● Stated exercise:
Take the records underneath and set them down exactly.

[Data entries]

════════

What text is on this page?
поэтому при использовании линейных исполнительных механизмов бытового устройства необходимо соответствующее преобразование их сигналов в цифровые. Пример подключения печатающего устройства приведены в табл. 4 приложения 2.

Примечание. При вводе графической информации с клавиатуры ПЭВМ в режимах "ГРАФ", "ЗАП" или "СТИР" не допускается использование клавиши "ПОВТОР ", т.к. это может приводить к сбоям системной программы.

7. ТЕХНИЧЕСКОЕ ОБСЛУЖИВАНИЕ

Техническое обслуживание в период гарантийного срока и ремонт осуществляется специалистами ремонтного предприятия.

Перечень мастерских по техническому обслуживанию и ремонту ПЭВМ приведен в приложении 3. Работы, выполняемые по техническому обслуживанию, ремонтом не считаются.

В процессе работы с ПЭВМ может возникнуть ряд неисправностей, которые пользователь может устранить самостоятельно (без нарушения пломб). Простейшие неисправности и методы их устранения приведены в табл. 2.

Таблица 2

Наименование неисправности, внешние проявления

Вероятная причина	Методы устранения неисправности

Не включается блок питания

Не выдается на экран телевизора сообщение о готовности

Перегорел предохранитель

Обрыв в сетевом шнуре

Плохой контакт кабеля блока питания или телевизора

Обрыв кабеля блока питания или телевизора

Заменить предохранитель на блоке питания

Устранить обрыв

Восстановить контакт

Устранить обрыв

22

════════

● Result:
What text is on this page?
поэтому при использовании линейных исполнительных механизмов бытового устройства необходимо соответствующее преобразование их сигналов в цифровые. Пример подключения печатающего устройства приведены в табл. 4 приложения 2.

Примечание. При вводе графической информации с клавиатуры ПЭВМ в режимах "ГРАФ", "ЗАП" или "СТИР" не допускается использование клавиши "ПОВТОР ", т.к. это может приводить к сбоям системной программы.

7. ТЕХНИЧЕСКОЕ ОБСЛУЖИВАНИЕ

Техническое обслуживание в период гарантийного срока и ремонт осуществляется специалистами ремонтного предприятия.

Перечень мастерских по техническому обслуживанию и ремонту ПЭВМ приведен в приложении 3. Работы, выполняемые по техническому обслуживанию, ремонтом не считаются.

В процессе работы с ПЭВМ может возникнуть ряд неисправностей, которые пользователь может устранить самостоятельно (без нарушения пломб). Простейшие неисправности и методы их устранения приведены в табл. 2.

Таблица 2

Наименование неисправности, внешние проявления

Вероятная причина	Методы устранения неисправности

Не включается блок питания

Не выдается на экран телевизора сообщение о готовности

Перегорел предохранитель

Обрыв в сетевом шнуре

Плохой контакт кабеля блока питания или телевизора

Обрыв кабеля блока питания или телевизора

Заменить предохранитель на блоке питания

Устранить обрыв

Восстановить контакт

Устранить обрыв

22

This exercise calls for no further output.